Work to complete:
Repeat each line of the material exactly.
━━ Data for this task ━━
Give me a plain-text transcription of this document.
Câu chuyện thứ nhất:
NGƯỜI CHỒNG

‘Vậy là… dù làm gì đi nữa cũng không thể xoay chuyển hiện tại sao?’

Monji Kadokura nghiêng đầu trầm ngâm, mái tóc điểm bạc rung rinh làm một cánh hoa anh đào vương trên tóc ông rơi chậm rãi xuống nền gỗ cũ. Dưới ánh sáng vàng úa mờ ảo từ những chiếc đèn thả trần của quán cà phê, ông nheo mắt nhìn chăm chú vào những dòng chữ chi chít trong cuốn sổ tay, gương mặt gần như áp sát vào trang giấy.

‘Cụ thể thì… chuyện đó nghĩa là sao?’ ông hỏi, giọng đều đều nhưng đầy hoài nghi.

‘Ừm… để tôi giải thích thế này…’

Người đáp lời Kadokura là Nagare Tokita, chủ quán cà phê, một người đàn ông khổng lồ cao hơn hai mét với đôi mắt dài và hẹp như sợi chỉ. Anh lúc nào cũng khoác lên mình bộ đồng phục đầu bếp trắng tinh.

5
━━━
Full solution:
Give me a plain-text transcription of this document.
Câu chuyện thứ nhất:
NGƯỜI CHỒNG

‘Vậy là… dù làm gì đi nữa cũng không thể xoay chuyển hiện tại sao?’

Monji Kadokura nghiêng đầu trầm ngâm, mái tóc điểm bạc rung rinh làm một cánh hoa anh đào vương trên tóc ông rơi chậm rãi xuống nền gỗ cũ. Dưới ánh sáng vàng úa mờ ảo từ những chiếc đèn thả trần của quán cà phê, ông nheo mắt nhìn chăm chú vào những dòng chữ chi chít trong cuốn sổ tay, gương mặt gần như áp sát vào trang giấy.

‘Cụ thể thì… chuyện đó nghĩa là sao?’ ông hỏi, giọng đều đều nhưng đầy hoài nghi.

‘Ừm… để tôi giải thích thế này…’

Người đáp lời Kadokura là Nagare Tokita, chủ quán cà phê, một người đàn ông khổng lồ cao hơn hai mét với đôi mắt dài và hẹp như sợi chỉ. Anh lúc nào cũng khoác lên mình bộ đồng phục đầu bếp trắng tinh.

5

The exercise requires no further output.